Stored items from a collection

================

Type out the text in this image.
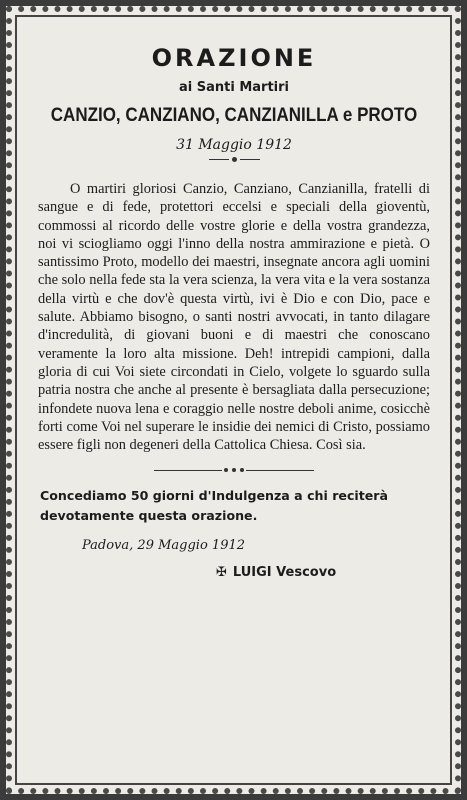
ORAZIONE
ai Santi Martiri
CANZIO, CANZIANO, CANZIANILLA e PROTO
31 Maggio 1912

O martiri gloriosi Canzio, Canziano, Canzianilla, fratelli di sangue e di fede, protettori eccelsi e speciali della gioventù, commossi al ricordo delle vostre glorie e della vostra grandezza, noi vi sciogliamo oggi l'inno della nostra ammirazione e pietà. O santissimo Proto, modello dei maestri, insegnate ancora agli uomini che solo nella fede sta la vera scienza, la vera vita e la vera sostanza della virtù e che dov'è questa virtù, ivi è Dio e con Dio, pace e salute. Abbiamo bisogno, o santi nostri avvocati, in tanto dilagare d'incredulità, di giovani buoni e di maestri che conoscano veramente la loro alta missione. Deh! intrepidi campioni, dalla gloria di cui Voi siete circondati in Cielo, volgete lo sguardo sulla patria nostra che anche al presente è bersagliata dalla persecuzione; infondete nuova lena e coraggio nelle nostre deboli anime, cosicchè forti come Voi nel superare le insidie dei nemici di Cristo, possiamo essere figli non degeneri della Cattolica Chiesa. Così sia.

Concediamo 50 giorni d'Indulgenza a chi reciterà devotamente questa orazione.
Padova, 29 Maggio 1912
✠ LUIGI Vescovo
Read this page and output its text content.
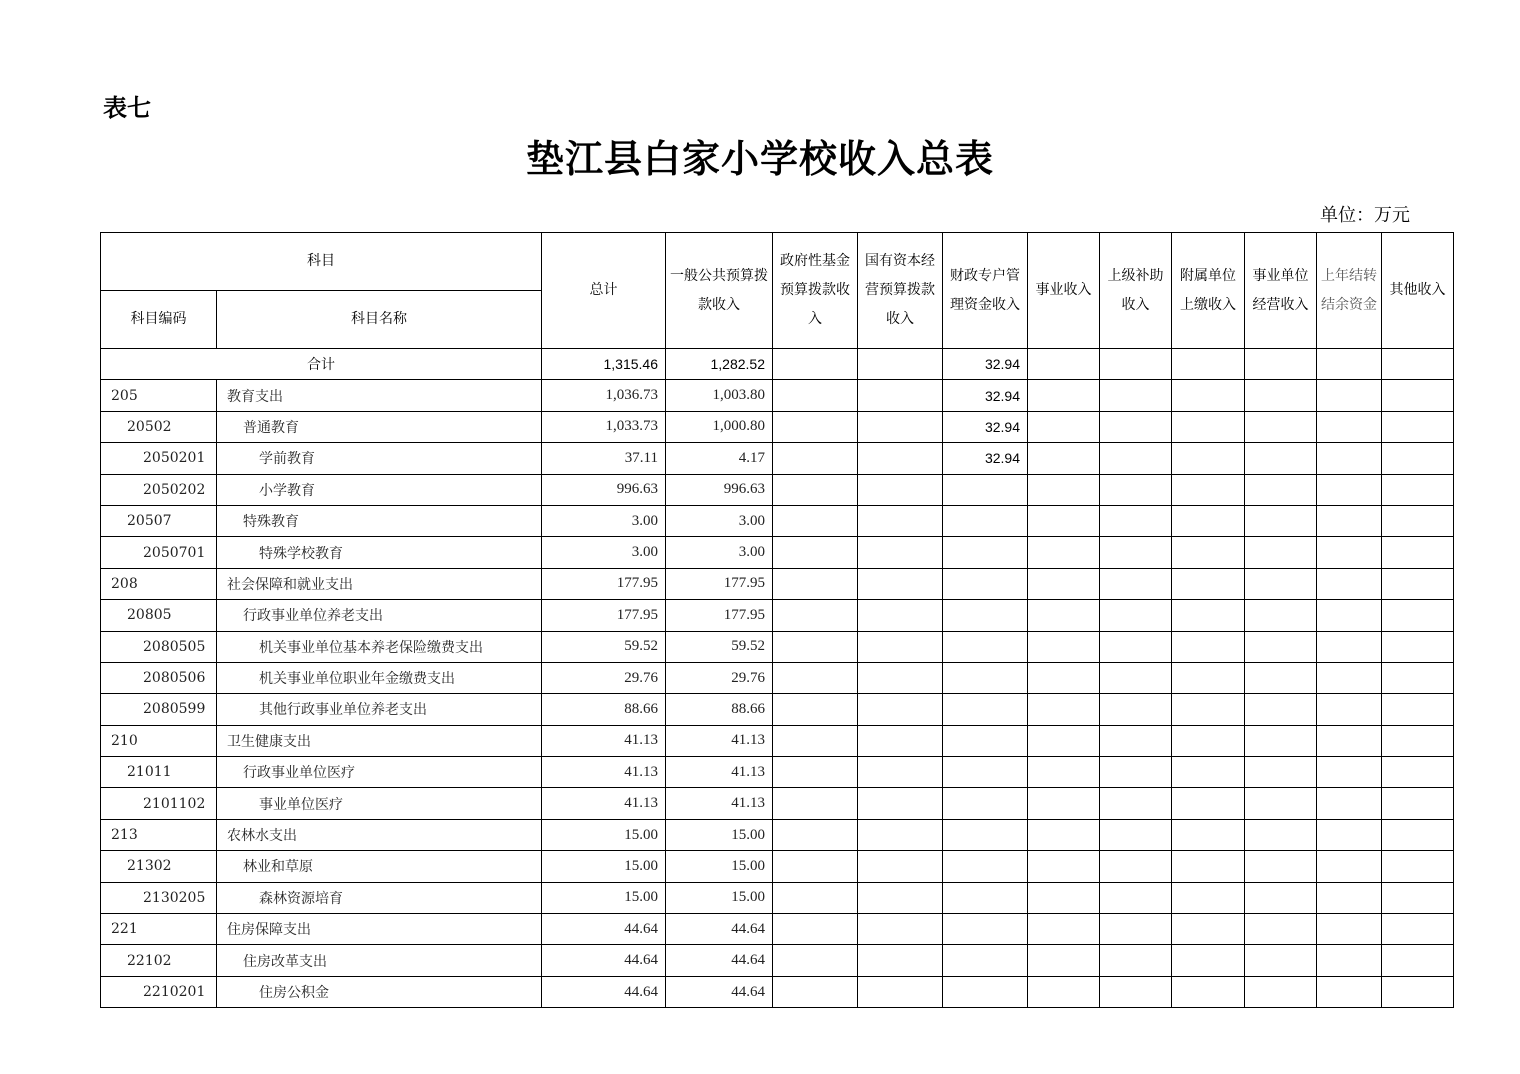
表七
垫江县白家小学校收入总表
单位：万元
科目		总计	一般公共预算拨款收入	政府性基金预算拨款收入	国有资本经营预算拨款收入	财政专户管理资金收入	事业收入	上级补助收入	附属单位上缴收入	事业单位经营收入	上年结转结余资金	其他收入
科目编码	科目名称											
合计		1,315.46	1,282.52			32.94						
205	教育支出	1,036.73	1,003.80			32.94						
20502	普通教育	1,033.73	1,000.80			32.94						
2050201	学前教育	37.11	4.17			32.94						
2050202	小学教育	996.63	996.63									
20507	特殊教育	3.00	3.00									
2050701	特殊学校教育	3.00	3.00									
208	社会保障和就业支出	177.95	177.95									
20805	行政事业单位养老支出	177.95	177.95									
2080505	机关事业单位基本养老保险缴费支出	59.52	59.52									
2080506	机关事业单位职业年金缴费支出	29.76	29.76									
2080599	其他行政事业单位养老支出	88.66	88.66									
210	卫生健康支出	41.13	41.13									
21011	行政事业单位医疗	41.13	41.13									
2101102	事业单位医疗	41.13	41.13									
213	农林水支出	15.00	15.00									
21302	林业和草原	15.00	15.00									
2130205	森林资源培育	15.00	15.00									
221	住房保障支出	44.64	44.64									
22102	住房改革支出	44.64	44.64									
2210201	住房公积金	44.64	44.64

================

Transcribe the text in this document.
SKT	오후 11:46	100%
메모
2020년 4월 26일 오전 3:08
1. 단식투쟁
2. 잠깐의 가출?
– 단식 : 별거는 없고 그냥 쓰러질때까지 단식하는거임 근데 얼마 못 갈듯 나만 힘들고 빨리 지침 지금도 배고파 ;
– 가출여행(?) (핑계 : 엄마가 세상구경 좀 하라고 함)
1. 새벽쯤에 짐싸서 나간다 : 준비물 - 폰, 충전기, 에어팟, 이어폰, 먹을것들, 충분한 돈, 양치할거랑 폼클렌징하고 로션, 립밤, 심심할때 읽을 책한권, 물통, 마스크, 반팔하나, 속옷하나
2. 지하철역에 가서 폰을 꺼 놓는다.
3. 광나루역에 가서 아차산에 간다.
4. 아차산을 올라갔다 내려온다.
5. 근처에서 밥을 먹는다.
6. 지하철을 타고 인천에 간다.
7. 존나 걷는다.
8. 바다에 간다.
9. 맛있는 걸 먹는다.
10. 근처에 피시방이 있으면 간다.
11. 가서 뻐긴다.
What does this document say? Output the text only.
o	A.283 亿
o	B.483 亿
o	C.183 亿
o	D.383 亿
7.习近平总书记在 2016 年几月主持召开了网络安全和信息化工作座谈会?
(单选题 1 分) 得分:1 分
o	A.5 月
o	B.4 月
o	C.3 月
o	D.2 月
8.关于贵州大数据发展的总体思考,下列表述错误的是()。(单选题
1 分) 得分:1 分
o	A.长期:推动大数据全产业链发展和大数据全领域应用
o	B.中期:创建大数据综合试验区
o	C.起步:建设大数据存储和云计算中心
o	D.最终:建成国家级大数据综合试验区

================

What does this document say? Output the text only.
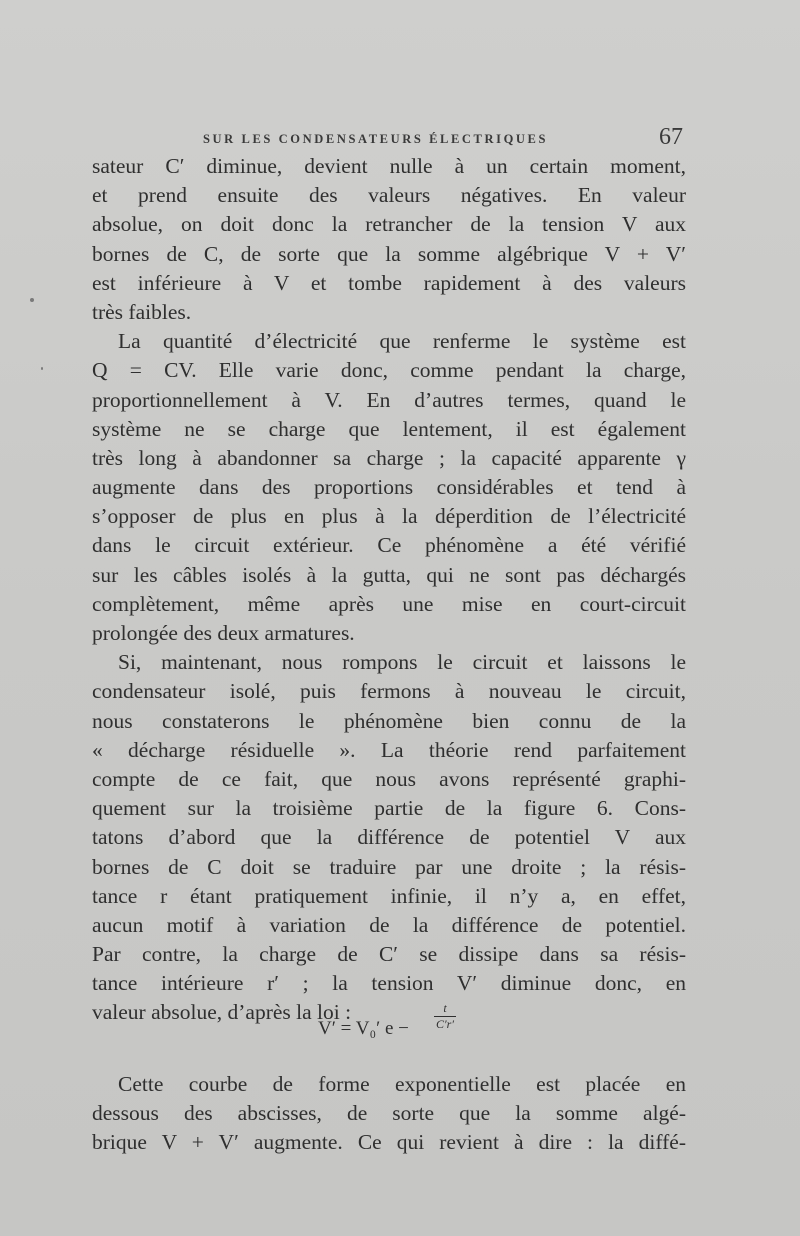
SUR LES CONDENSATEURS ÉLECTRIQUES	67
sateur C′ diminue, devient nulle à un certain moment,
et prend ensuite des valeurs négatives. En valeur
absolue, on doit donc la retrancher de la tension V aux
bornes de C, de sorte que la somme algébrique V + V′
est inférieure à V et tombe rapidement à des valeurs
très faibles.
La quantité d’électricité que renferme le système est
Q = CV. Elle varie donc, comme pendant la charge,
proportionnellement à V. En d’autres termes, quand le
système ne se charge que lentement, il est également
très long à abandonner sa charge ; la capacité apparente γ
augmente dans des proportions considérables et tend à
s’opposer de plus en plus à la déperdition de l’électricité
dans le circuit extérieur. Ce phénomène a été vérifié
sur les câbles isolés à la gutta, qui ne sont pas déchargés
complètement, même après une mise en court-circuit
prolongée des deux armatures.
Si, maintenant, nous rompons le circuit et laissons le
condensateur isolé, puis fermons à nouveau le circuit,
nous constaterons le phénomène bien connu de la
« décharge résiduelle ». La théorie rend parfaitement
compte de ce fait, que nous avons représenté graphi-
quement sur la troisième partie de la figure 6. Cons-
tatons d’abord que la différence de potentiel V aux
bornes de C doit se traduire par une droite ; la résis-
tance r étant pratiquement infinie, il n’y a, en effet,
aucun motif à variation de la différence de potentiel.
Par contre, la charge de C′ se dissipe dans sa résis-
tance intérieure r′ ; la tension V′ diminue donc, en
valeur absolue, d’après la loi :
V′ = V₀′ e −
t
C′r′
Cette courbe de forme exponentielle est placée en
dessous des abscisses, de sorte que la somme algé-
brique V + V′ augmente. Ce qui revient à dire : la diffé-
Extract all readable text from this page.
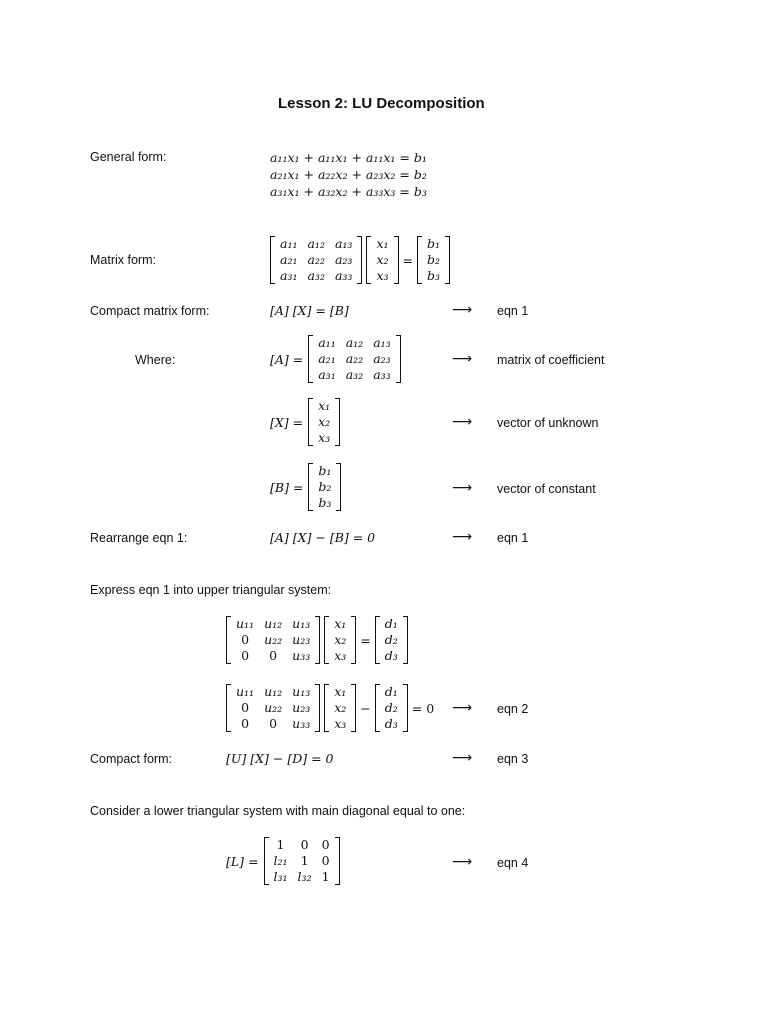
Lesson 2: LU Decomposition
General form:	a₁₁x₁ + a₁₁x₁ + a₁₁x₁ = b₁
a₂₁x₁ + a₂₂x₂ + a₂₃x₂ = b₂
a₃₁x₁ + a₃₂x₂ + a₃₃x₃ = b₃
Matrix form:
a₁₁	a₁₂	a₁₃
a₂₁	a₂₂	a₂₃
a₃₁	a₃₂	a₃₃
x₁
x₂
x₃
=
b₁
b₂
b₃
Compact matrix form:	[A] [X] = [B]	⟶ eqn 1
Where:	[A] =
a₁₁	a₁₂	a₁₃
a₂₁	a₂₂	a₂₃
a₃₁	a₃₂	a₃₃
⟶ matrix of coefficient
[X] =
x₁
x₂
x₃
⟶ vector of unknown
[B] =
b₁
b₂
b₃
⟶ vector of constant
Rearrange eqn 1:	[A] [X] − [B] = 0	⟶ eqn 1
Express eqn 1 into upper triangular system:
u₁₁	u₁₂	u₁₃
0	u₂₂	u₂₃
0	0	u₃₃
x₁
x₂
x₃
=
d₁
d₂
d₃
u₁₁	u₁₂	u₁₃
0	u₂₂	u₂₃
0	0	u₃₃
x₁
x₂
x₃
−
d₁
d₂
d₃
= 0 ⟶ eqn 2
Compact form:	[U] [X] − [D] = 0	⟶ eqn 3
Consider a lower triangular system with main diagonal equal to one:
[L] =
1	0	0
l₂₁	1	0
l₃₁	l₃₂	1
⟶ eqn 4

================

■ DIRECTION:
Search the records above for "text". Copy each line where it is found.

■ THE REPLY:
Type out the text in this image.
Read this page and output its text content.
Transcribe the text in this document.
What does this document say? Output the text only.
What does this document say? Output the text only.
Extract all readable text from this page.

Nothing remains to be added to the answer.